• TO BE DONE: Return the whole listing exactly as it stands.

• GIVEN DATA:
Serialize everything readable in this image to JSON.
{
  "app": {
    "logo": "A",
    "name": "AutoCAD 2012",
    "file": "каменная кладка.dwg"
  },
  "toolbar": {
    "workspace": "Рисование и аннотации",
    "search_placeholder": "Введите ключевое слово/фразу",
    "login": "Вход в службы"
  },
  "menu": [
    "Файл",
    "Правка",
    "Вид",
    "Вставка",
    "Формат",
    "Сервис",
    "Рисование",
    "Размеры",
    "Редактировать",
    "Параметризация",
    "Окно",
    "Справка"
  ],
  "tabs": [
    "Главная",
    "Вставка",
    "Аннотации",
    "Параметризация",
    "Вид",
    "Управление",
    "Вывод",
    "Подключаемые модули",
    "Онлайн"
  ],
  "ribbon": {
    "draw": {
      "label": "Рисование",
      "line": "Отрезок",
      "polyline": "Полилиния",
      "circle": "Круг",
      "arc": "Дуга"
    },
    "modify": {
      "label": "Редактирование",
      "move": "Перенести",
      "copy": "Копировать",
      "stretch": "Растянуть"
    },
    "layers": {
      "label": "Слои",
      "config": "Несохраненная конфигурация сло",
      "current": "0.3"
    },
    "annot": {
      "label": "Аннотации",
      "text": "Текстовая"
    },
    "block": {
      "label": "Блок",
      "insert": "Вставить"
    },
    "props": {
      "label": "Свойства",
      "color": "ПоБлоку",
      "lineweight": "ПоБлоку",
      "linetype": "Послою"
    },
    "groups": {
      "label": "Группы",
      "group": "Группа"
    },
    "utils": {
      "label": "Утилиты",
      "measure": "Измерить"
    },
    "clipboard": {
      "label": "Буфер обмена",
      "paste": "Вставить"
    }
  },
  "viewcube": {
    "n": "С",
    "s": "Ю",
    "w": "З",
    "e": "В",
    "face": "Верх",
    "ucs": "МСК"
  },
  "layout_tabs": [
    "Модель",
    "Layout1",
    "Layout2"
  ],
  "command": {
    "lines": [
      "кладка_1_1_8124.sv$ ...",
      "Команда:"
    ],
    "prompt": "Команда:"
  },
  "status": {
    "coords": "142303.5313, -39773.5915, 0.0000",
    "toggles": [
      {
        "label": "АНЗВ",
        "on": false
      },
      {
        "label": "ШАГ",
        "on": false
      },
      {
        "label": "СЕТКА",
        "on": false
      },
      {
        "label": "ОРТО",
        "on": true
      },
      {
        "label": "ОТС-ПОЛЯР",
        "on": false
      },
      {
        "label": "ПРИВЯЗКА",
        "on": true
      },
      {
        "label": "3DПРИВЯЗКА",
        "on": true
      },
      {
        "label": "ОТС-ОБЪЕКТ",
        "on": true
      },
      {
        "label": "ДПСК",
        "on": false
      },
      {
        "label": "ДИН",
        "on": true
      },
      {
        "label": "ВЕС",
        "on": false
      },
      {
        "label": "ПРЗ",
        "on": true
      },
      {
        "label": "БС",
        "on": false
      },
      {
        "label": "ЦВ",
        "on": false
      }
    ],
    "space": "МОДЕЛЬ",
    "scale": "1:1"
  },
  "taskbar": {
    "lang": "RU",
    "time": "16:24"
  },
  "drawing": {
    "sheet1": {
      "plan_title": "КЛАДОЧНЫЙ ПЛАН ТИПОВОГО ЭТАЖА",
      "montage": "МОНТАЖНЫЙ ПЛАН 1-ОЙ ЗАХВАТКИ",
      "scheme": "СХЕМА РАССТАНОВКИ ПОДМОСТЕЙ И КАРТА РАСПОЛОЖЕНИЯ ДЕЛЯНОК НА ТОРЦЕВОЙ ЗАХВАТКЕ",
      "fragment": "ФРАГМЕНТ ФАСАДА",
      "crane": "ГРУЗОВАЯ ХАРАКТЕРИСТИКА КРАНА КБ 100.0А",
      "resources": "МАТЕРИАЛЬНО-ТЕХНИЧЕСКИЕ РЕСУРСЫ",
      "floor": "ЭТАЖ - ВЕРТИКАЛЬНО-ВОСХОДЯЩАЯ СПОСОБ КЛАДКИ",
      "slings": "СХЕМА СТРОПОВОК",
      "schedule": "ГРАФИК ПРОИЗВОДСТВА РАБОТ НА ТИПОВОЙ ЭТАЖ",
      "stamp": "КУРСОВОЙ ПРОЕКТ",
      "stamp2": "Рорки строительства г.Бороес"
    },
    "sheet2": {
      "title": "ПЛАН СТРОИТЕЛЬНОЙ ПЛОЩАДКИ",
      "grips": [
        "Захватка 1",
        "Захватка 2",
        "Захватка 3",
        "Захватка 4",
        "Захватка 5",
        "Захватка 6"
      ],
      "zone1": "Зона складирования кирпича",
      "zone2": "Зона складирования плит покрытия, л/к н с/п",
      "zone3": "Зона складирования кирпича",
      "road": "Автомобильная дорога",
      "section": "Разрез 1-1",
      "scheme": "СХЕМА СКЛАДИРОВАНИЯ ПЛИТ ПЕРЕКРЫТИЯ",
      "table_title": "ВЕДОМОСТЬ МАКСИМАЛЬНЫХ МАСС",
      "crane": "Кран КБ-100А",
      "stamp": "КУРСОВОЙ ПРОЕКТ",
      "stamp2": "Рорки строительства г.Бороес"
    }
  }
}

• WORKED ANSWER:
Serialize everything readable in this image to JSON.
{
  "app": {
    "logo": "A",
    "name": "AutoCAD 2012",
    "file": "каменная кладка.dwg"
  },
  "toolbar": {
    "workspace": "Рисование и аннотации",
    "search_placeholder": "Введите ключевое слово/фразу",
    "login": "Вход в службы"
  },
  "menu": [
    "Файл",
    "Правка",
    "Вид",
    "Вставка",
    "Формат",
    "Сервис",
    "Рисование",
    "Размеры",
    "Редактировать",
    "Параметризация",
    "Окно",
    "Справка"
  ],
  "tabs": [
    "Главная",
    "Вставка",
    "Аннотации",
    "Параметризация",
    "Вид",
    "Управление",
    "Вывод",
    "Подключаемые модули",
    "Онлайн"
  ],
  "ribbon": {
    "draw": {
      "label": "Рисование",
      "line": "Отрезок",
      "polyline": "Полилиния",
      "circle": "Круг",
      "arc": "Дуга"
    },
    "modify": {
      "label": "Редактирование",
      "move": "Перенести",
      "copy": "Копировать",
      "stretch": "Растянуть"
    },
    "layers": {
      "label": "Слои",
      "config": "Несохраненная конфигурация сло",
      "current": "0.3"
    },
    "annot": {
      "label": "Аннотации",
      "text": "Текстовая"
    },
    "block": {
      "label": "Блок",
      "insert": "Вставить"
    },
    "props": {
      "label": "Свойства",
      "color": "ПоБлоку",
      "lineweight": "ПоБлоку",
      "linetype": "Послою"
    },
    "groups": {
      "label": "Группы",
      "group": "Группа"
    },
    "utils": {
      "label": "Утилиты",
      "measure": "Измерить"
    },
    "clipboard": {
      "label": "Буфер обмена",
      "paste": "Вставить"
    }
  },
  "viewcube": {
    "n": "С",
    "s": "Ю",
    "w": "З",
    "e": "В",
    "face": "Верх",
    "ucs": "МСК"
  },
  "layout_tabs": [
    "Модель",
    "Layout1",
    "Layout2"
  ],
  "command": {
    "lines": [
      "кладка_1_1_8124.sv$ ...",
      "Команда:"
    ],
    "prompt": "Команда:"
  },
  "status": {
    "coords": "142303.5313, -39773.5915, 0.0000",
    "toggles": [
      {
        "label": "АНЗВ",
        "on": false
      },
      {
        "label": "ШАГ",
        "on": false
      },
      {
        "label": "СЕТКА",
        "on": false
      },
      {
        "label": "ОРТО",
        "on": true
      },
      {
        "label": "ОТС-ПОЛЯР",
        "on": false
      },
      {
        "label": "ПРИВЯЗКА",
        "on": true
      },
      {
        "label": "3DПРИВЯЗКА",
        "on": true
      },
      {
        "label": "ОТС-ОБЪЕКТ",
        "on": true
      },
      {
        "label": "ДПСК",
        "on": false
      },
      {
        "label": "ДИН",
        "on": true
      },
      {
        "label": "ВЕС",
        "on": false
      },
      {
        "label": "ПРЗ",
        "on": true
      },
      {
        "label": "БС",
        "on": false
      },
      {
        "label": "ЦВ",
        "on": false
      }
    ],
    "space": "МОДЕЛЬ",
    "scale": "1:1"
  },
  "taskbar": {
    "lang": "RU",
    "time": "16:24"
  },
  "drawing": {
    "sheet1": {
      "plan_title": "КЛАДОЧНЫЙ ПЛАН ТИПОВОГО ЭТАЖА",
      "montage": "МОНТАЖНЫЙ ПЛАН 1-ОЙ ЗАХВАТКИ",
      "scheme": "СХЕМА РАССТАНОВКИ ПОДМОСТЕЙ И КАРТА РАСПОЛОЖЕНИЯ ДЕЛЯНОК НА ТОРЦЕВОЙ ЗАХВАТКЕ",
      "fragment": "ФРАГМЕНТ ФАСАДА",
      "crane": "ГРУЗОВАЯ ХАРАКТЕРИСТИКА КРАНА КБ 100.0А",
      "resources": "МАТЕРИАЛЬНО-ТЕХНИЧЕСКИЕ РЕСУРСЫ",
      "floor": "ЭТАЖ - ВЕРТИКАЛЬНО-ВОСХОДЯЩАЯ СПОСОБ КЛАДКИ",
      "slings": "СХЕМА СТРОПОВОК",
      "schedule": "ГРАФИК ПРОИЗВОДСТВА РАБОТ НА ТИПОВОЙ ЭТАЖ",
      "stamp": "КУРСОВОЙ ПРОЕКТ",
      "stamp2": "Рорки строительства г.Бороес"
    },
    "sheet2": {
      "title": "ПЛАН СТРОИТЕЛЬНОЙ ПЛОЩАДКИ",
      "grips": [
        "Захватка 1",
        "Захватка 2",
        "Захватка 3",
        "Захватка 4",
        "Захватка 5",
        "Захватка 6"
      ],
      "zone1": "Зона складирования кирпича",
      "zone2": "Зона складирования плит покрытия, л/к н с/п",
      "zone3": "Зона складирования кирпича",
      "road": "Автомобильная дорога",
      "section": "Разрез 1-1",
      "scheme": "СХЕМА СКЛАДИРОВАНИЯ ПЛИТ ПЕРЕКРЫТИЯ",
      "table_title": "ВЕДОМОСТЬ МАКСИМАЛЬНЫХ МАСС",
      "crane": "Кран КБ-100А",
      "stamp": "КУРСОВОЙ ПРОЕКТ",
      "stamp2": "Рорки строительства г.Бороес"
    }
  }
}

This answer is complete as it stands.